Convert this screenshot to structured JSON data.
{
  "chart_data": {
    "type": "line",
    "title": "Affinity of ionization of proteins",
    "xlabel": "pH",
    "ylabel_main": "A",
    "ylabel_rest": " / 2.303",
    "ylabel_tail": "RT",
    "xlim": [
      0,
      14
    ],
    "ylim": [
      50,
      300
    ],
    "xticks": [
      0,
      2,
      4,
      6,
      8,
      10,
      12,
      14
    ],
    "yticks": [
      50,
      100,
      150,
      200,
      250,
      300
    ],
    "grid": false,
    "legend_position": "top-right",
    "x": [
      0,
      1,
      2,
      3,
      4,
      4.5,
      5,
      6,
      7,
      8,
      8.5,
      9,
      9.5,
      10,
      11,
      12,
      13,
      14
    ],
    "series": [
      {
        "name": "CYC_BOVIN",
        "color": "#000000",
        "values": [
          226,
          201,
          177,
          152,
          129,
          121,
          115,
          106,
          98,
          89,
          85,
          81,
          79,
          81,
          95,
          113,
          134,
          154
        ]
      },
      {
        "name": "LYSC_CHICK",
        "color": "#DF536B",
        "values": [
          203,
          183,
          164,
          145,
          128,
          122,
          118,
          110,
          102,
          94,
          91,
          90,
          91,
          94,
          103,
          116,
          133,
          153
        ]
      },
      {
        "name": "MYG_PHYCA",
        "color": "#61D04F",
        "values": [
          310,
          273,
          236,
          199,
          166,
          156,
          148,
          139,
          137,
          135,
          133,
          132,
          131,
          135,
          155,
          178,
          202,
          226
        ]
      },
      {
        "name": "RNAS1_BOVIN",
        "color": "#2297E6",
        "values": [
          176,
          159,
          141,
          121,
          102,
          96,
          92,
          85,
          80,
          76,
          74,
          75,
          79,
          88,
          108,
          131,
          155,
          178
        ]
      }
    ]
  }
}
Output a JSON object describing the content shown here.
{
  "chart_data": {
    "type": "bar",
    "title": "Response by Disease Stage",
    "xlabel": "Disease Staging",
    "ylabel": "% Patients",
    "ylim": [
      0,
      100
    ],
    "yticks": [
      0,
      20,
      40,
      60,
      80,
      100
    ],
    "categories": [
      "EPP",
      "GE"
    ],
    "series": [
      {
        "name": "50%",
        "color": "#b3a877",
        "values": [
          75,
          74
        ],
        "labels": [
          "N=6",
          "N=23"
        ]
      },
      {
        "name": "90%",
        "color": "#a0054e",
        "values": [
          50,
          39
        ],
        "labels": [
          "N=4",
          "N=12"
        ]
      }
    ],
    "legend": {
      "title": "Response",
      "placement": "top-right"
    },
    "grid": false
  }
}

> **Try it**
Once the line with "Output a JSON" is located in the data above, repeat it and every later line through the end, exactly.

> **Output below**
Output a JSON object describing the content shown here.
{
  "chart_data": {
    "type": "bar",
    "title": "Response by Disease Stage",
    "xlabel": "Disease Staging",
    "ylabel": "% Patients",
    "ylim": [
      0,
      100
    ],
    "yticks": [
      0,
      20,
      40,
      60,
      80,
      100
    ],
    "categories": [
      "EPP",
      "GE"
    ],
    "series": [
      {
        "name": "50%",
        "color": "#b3a877",
        "values": [
          75,
          74
        ],
        "labels": [
          "N=6",
          "N=23"
        ]
      },
      {
        "name": "90%",
        "color": "#a0054e",
        "values": [
          50,
          39
        ],
        "labels": [
          "N=4",
          "N=12"
        ]
      }
    ],
    "legend": {
      "title": "Response",
      "placement": "top-right"
    },
    "grid": false
  }
}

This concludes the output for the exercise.